RECORD EXCERPTS →
════════════════════

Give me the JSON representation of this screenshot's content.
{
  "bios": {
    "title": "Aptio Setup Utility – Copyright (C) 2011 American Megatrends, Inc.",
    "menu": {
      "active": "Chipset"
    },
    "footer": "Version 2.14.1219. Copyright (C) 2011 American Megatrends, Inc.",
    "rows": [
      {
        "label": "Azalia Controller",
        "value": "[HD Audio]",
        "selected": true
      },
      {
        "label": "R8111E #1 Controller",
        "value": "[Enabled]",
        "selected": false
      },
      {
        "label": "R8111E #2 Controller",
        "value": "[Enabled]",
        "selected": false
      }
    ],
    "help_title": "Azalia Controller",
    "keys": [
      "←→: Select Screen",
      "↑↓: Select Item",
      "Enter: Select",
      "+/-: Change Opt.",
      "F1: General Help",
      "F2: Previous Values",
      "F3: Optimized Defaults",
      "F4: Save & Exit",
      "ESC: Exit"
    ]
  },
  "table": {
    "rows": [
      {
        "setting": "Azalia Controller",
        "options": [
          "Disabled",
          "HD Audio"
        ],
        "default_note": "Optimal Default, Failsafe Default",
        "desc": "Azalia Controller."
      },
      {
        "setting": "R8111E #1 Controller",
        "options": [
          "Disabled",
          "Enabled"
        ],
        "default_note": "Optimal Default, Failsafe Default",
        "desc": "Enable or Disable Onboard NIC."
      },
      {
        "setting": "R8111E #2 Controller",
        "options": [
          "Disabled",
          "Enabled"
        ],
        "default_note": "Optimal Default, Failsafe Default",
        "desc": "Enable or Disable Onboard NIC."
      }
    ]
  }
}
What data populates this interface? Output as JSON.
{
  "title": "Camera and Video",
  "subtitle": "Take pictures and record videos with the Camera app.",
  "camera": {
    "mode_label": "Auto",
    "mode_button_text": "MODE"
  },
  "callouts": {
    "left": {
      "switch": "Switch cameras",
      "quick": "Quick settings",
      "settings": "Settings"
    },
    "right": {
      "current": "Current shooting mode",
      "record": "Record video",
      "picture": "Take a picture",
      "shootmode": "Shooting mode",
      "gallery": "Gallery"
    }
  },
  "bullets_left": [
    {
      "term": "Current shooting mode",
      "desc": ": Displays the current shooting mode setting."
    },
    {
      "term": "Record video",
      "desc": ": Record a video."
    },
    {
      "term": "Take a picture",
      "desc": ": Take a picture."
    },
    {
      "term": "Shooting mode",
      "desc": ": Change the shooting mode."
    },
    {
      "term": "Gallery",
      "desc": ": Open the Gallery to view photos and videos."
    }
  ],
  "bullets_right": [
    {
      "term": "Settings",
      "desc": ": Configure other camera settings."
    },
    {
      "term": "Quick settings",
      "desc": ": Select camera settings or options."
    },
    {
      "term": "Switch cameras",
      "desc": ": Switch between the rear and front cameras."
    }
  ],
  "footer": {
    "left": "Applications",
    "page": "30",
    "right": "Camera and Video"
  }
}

════════════════════

EXERCISE DETAILS → Copy out the whole listing, exactly as written.

RIGHT ANSWER →
Give me the JSON representation of this screenshot's content.
{
  "bios": {
    "title": "Aptio Setup Utility – Copyright (C) 2011 American Megatrends, Inc.",
    "menu": {
      "active": "Chipset"
    },
    "footer": "Version 2.14.1219. Copyright (C) 2011 American Megatrends, Inc.",
    "rows": [
      {
        "label": "Azalia Controller",
        "value": "[HD Audio]",
        "selected": true
      },
      {
        "label": "R8111E #1 Controller",
        "value": "[Enabled]",
        "selected": false
      },
      {
        "label": "R8111E #2 Controller",
        "value": "[Enabled]",
        "selected": false
      }
    ],
    "help_title": "Azalia Controller",
    "keys": [
      "←→: Select Screen",
      "↑↓: Select Item",
      "Enter: Select",
      "+/-: Change Opt.",
      "F1: General Help",
      "F2: Previous Values",
      "F3: Optimized Defaults",
      "F4: Save & Exit",
      "ESC: Exit"
    ]
  },
  "table": {
    "rows": [
      {
        "setting": "Azalia Controller",
        "options": [
          "Disabled",
          "HD Audio"
        ],
        "default_note": "Optimal Default, Failsafe Default",
        "desc": "Azalia Controller."
      },
      {
        "setting": "R8111E #1 Controller",
        "options": [
          "Disabled",
          "Enabled"
        ],
        "default_note": "Optimal Default, Failsafe Default",
        "desc": "Enable or Disable Onboard NIC."
      },
      {
        "setting": "R8111E #2 Controller",
        "options": [
          "Disabled",
          "Enabled"
        ],
        "default_note": "Optimal Default, Failsafe Default",
        "desc": "Enable or Disable Onboard NIC."
      }
    ]
  }
}
What data populates this interface? Output as JSON.
{
  "title": "Camera and Video",
  "subtitle": "Take pictures and record videos with the Camera app.",
  "camera": {
    "mode_label": "Auto",
    "mode_button_text": "MODE"
  },
  "callouts": {
    "left": {
      "switch": "Switch cameras",
      "quick": "Quick settings",
      "settings": "Settings"
    },
    "right": {
      "current": "Current shooting mode",
      "record": "Record video",
      "picture": "Take a picture",
      "shootmode": "Shooting mode",
      "gallery": "Gallery"
    }
  },
  "bullets_left": [
    {
      "term": "Current shooting mode",
      "desc": ": Displays the current shooting mode setting."
    },
    {
      "term": "Record video",
      "desc": ": Record a video."
    },
    {
      "term": "Take a picture",
      "desc": ": Take a picture."
    },
    {
      "term": "Shooting mode",
      "desc": ": Change the shooting mode."
    },
    {
      "term": "Gallery",
      "desc": ": Open the Gallery to view photos and videos."
    }
  ],
  "bullets_right": [
    {
      "term": "Settings",
      "desc": ": Configure other camera settings."
    },
    {
      "term": "Quick settings",
      "desc": ": Select camera settings or options."
    },
    {
      "term": "Switch cameras",
      "desc": ": Switch between the rear and front cameras."
    }
  ],
  "footer": {
    "left": "Applications",
    "page": "30",
    "right": "Camera and Video"
  }
}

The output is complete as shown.